__Task statement__. An exact copy of all the data is required, with pictures left out.
** BEGIN Material provided **
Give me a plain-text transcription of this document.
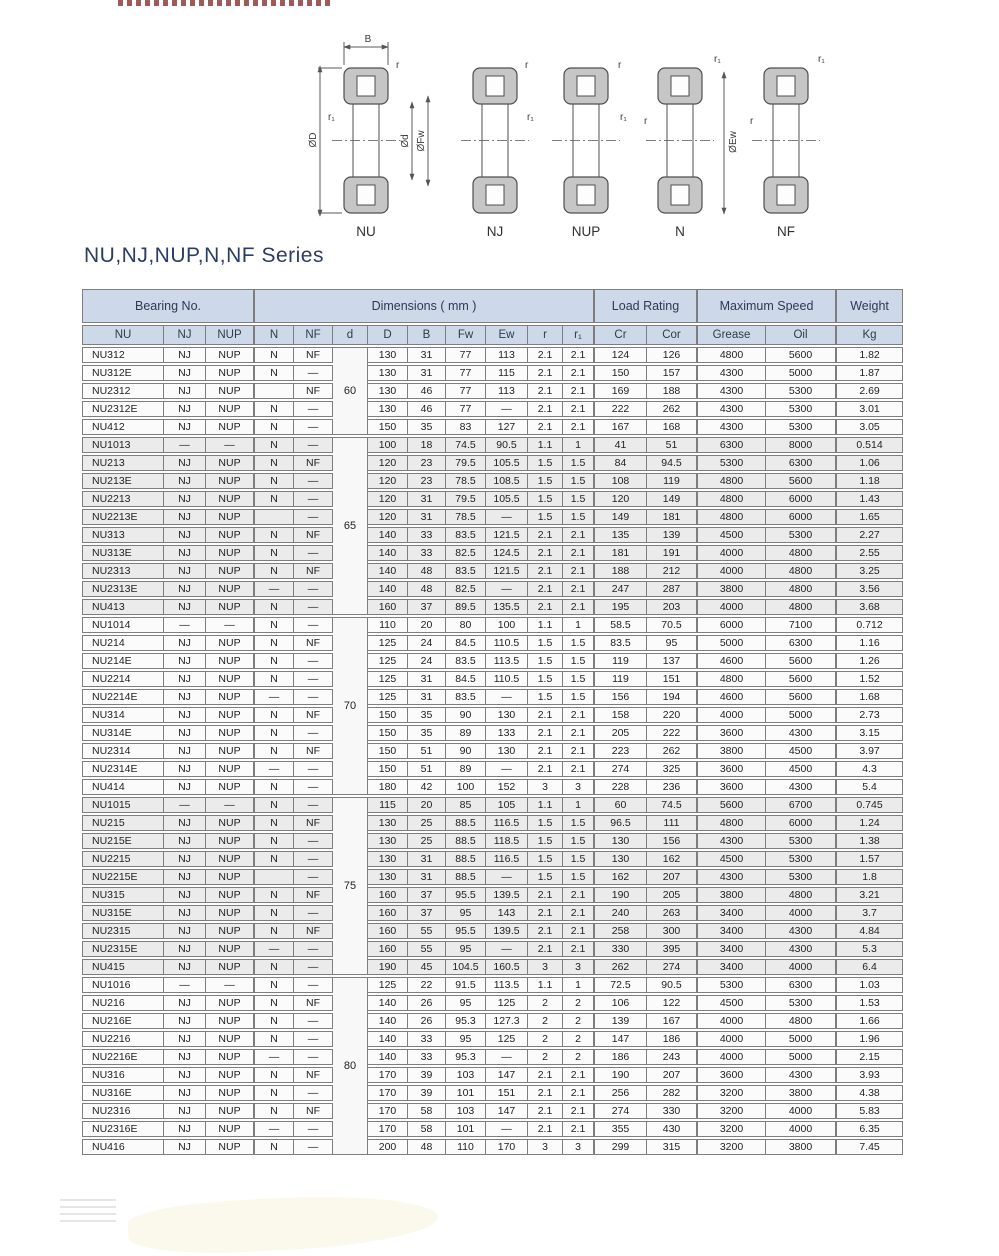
B
r
r₁
ØD	Ød ØFw
NU
r
r₁
NJ
r
r₁
NUP
r₁
r
ØEw
N
r₁
r
NF
NU,NJ,NUP,N,NF Series
Bearing No.			Dimensions ( mm )									Load Rating		Maximum Speed		Weight
NU	NJ	NUP	N	NF	d	D	B	Fw	Ew	r	r₁	Cr	Cor	Grease	Oil	Kg
NU312	NJ	NUP	N	NF	60	130	31	77	113	2.1	2.1	124	126	4800	5600	1.82
NU312E	NJ	NUP	N	—		130	31	77	115	2.1	2.1	150	157	4300	5000	1.87
NU2312	NJ	NUP		NF		130	46	77	113	2.1	2.1	169	188	4300	5300	2.69
NU2312E	NJ	NUP	N	—		130	46	77	—	2.1	2.1	222	262	4300	5300	3.01
NU412	NJ	NUP	N	—		150	35	83	127	2.1	2.1	167	168	4300	5300	3.05
NU1013	—	—	N	—	65	100	18	74.5	90.5	1.1	1	41	51	6300	8000	0.514
NU213	NJ	NUP	N	NF		120	23	79.5	105.5	1.5	1.5	84	94.5	5300	6300	1.06
NU213E	NJ	NUP	N	—		120	23	78.5	108.5	1.5	1.5	108	119	4800	5600	1.18
NU2213	NJ	NUP	N	—		120	31	79.5	105.5	1.5	1.5	120	149	4800	6000	1.43
NU2213E	NJ	NUP		—		120	31	78.5	—	1.5	1.5	149	181	4800	6000	1.65
NU313	NJ	NUP	N	NF		140	33	83.5	121.5	2.1	2.1	135	139	4500	5300	2.27
NU313E	NJ	NUP	N	—		140	33	82.5	124.5	2.1	2.1	181	191	4000	4800	2.55
NU2313	NJ	NUP	N	NF		140	48	83.5	121.5	2.1	2.1	188	212	4000	4800	3.25
NU2313E	NJ	NUP	—	—		140	48	82.5	—	2.1	2.1	247	287	3800	4800	3.56
NU413	NJ	NUP	N	—		160	37	89.5	135.5	2.1	2.1	195	203	4000	4800	3.68
NU1014	—	—	N	—	70	110	20	80	100	1.1	1	58.5	70.5	6000	7100	0.712
NU214	NJ	NUP	N	NF		125	24	84.5	110.5	1.5	1.5	83.5	95	5000	6300	1.16
NU214E	NJ	NUP	N	—		125	24	83.5	113.5	1.5	1.5	119	137	4600	5600	1.26
NU2214	NJ	NUP	N	—		125	31	84.5	110.5	1.5	1.5	119	151	4800	5600	1.52
NU2214E	NJ	NUP	—	—		125	31	83.5	—	1.5	1.5	156	194	4600	5600	1.68
NU314	NJ	NUP	N	NF		150	35	90	130	2.1	2.1	158	220	4000	5000	2.73
NU314E	NJ	NUP	N	—		150	35	89	133	2.1	2.1	205	222	3600	4300	3.15
NU2314	NJ	NUP	N	NF		150	51	90	130	2.1	2.1	223	262	3800	4500	3.97
NU2314E	NJ	NUP	—	—		150	51	89	—	2.1	2.1	274	325	3600	4500	4.3
NU414	NJ	NUP	N	—		180	42	100	152	3	3	228	236	3600	4300	5.4
NU1015	—	—	N	—	75	115	20	85	105	1.1	1	60	74.5	5600	6700	0.745
NU215	NJ	NUP	N	NF		130	25	88.5	116.5	1.5	1.5	96.5	111	4800	6000	1.24
NU215E	NJ	NUP	N	—		130	25	88.5	118.5	1.5	1.5	130	156	4300	5300	1.38
NU2215	NJ	NUP	N	—		130	31	88.5	116.5	1.5	1.5	130	162	4500	5300	1.57
NU2215E	NJ	NUP		—		130	31	88.5	—	1.5	1.5	162	207	4300	5300	1.8
NU315	NJ	NUP	N	NF		160	37	95.5	139.5	2.1	2.1	190	205	3800	4800	3.21
NU315E	NJ	NUP	N	—		160	37	95	143	2.1	2.1	240	263	3400	4000	3.7
NU2315	NJ	NUP	N	NF		160	55	95.5	139.5	2.1	2.1	258	300	3400	4300	4.84
NU2315E	NJ	NUP	—	—		160	55	95	—	2.1	2.1	330	395	3400	4300	5.3
NU415	NJ	NUP	N	—		190	45	104.5	160.5	3	3	262	274	3400	4000	6.4
NU1016	—	—	N	—	80	125	22	91.5	113.5	1.1	1	72.5	90.5	5300	6300	1.03
NU216	NJ	NUP	N	NF		140	26	95	125	2	2	106	122	4500	5300	1.53
NU216E	NJ	NUP	N	—		140	26	95.3	127.3	2	2	139	167	4000	4800	1.66
NU2216	NJ	NUP	N	—		140	33	95	125	2	2	147	186	4000	5000	1.96
NU2216E	NJ	NUP	—	—		140	33	95.3	—	2	2	186	243	4000	5000	2.15
NU316	NJ	NUP	N	NF		170	39	103	147	2.1	2.1	190	207	3600	4300	3.93
NU316E	NJ	NUP	N	—		170	39	101	151	2.1	2.1	256	282	3200	3800	4.38
NU2316	NJ	NUP	N	NF		170	58	103	147	2.1	2.1	274	330	3200	4000	5.83
NU2316E	NJ	NUP	—	—		170	58	101	—	2.1	2.1	355	430	3200	4000	6.35
NU416	NJ	NUP	N	—		200	48	110	170	3	3	299	315	3200	3800	7.45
** END Material provided **
__Task response__.
Give me a plain-text transcription of this document.
B
r
r₁
ØD	Ød ØFw
NU
r
r₁
NJ
r
r₁
NUP
r₁
r
ØEw
N
r₁
r
NF
NU,NJ,NUP,N,NF Series
Bearing No.			Dimensions ( mm )									Load Rating		Maximum Speed		Weight
NU	NJ	NUP	N	NF	d	D	B	Fw	Ew	r	r₁	Cr	Cor	Grease	Oil	Kg
NU312	NJ	NUP	N	NF	60	130	31	77	113	2.1	2.1	124	126	4800	5600	1.82
NU312E	NJ	NUP	N	—		130	31	77	115	2.1	2.1	150	157	4300	5000	1.87
NU2312	NJ	NUP		NF		130	46	77	113	2.1	2.1	169	188	4300	5300	2.69
NU2312E	NJ	NUP	N	—		130	46	77	—	2.1	2.1	222	262	4300	5300	3.01
NU412	NJ	NUP	N	—		150	35	83	127	2.1	2.1	167	168	4300	5300	3.05
NU1013	—	—	N	—	65	100	18	74.5	90.5	1.1	1	41	51	6300	8000	0.514
NU213	NJ	NUP	N	NF		120	23	79.5	105.5	1.5	1.5	84	94.5	5300	6300	1.06
NU213E	NJ	NUP	N	—		120	23	78.5	108.5	1.5	1.5	108	119	4800	5600	1.18
NU2213	NJ	NUP	N	—		120	31	79.5	105.5	1.5	1.5	120	149	4800	6000	1.43
NU2213E	NJ	NUP		—		120	31	78.5	—	1.5	1.5	149	181	4800	6000	1.65
NU313	NJ	NUP	N	NF		140	33	83.5	121.5	2.1	2.1	135	139	4500	5300	2.27
NU313E	NJ	NUP	N	—		140	33	82.5	124.5	2.1	2.1	181	191	4000	4800	2.55
NU2313	NJ	NUP	N	NF		140	48	83.5	121.5	2.1	2.1	188	212	4000	4800	3.25
NU2313E	NJ	NUP	—	—		140	48	82.5	—	2.1	2.1	247	287	3800	4800	3.56
NU413	NJ	NUP	N	—		160	37	89.5	135.5	2.1	2.1	195	203	4000	4800	3.68
NU1014	—	—	N	—	70	110	20	80	100	1.1	1	58.5	70.5	6000	7100	0.712
NU214	NJ	NUP	N	NF		125	24	84.5	110.5	1.5	1.5	83.5	95	5000	6300	1.16
NU214E	NJ	NUP	N	—		125	24	83.5	113.5	1.5	1.5	119	137	4600	5600	1.26
NU2214	NJ	NUP	N	—		125	31	84.5	110.5	1.5	1.5	119	151	4800	5600	1.52
NU2214E	NJ	NUP	—	—		125	31	83.5	—	1.5	1.5	156	194	4600	5600	1.68
NU314	NJ	NUP	N	NF		150	35	90	130	2.1	2.1	158	220	4000	5000	2.73
NU314E	NJ	NUP	N	—		150	35	89	133	2.1	2.1	205	222	3600	4300	3.15
NU2314	NJ	NUP	N	NF		150	51	90	130	2.1	2.1	223	262	3800	4500	3.97
NU2314E	NJ	NUP	—	—		150	51	89	—	2.1	2.1	274	325	3600	4500	4.3
NU414	NJ	NUP	N	—		180	42	100	152	3	3	228	236	3600	4300	5.4
NU1015	—	—	N	—	75	115	20	85	105	1.1	1	60	74.5	5600	6700	0.745
NU215	NJ	NUP	N	NF		130	25	88.5	116.5	1.5	1.5	96.5	111	4800	6000	1.24
NU215E	NJ	NUP	N	—		130	25	88.5	118.5	1.5	1.5	130	156	4300	5300	1.38
NU2215	NJ	NUP	N	—		130	31	88.5	116.5	1.5	1.5	130	162	4500	5300	1.57
NU2215E	NJ	NUP		—		130	31	88.5	—	1.5	1.5	162	207	4300	5300	1.8
NU315	NJ	NUP	N	NF		160	37	95.5	139.5	2.1	2.1	190	205	3800	4800	3.21
NU315E	NJ	NUP	N	—		160	37	95	143	2.1	2.1	240	263	3400	4000	3.7
NU2315	NJ	NUP	N	NF		160	55	95.5	139.5	2.1	2.1	258	300	3400	4300	4.84
NU2315E	NJ	NUP	—	—		160	55	95	—	2.1	2.1	330	395	3400	4300	5.3
NU415	NJ	NUP	N	—		190	45	104.5	160.5	3	3	262	274	3400	4000	6.4
NU1016	—	—	N	—	80	125	22	91.5	113.5	1.1	1	72.5	90.5	5300	6300	1.03
NU216	NJ	NUP	N	NF		140	26	95	125	2	2	106	122	4500	5300	1.53
NU216E	NJ	NUP	N	—		140	26	95.3	127.3	2	2	139	167	4000	4800	1.66
NU2216	NJ	NUP	N	—		140	33	95	125	2	2	147	186	4000	5000	1.96
NU2216E	NJ	NUP	—	—		140	33	95.3	—	2	2	186	243	4000	5000	2.15
NU316	NJ	NUP	N	NF		170	39	103	147	2.1	2.1	190	207	3600	4300	3.93
NU316E	NJ	NUP	N	—		170	39	101	151	2.1	2.1	256	282	3200	3800	4.38
NU2316	NJ	NUP	N	NF		170	58	103	147	2.1	2.1	274	330	3200	4000	5.83
NU2316E	NJ	NUP	—	—		170	58	101	—	2.1	2.1	355	430	3200	4000	6.35
NU416	NJ	NUP	N	—		200	48	110	170	3	3	299	315	3200	3800	7.45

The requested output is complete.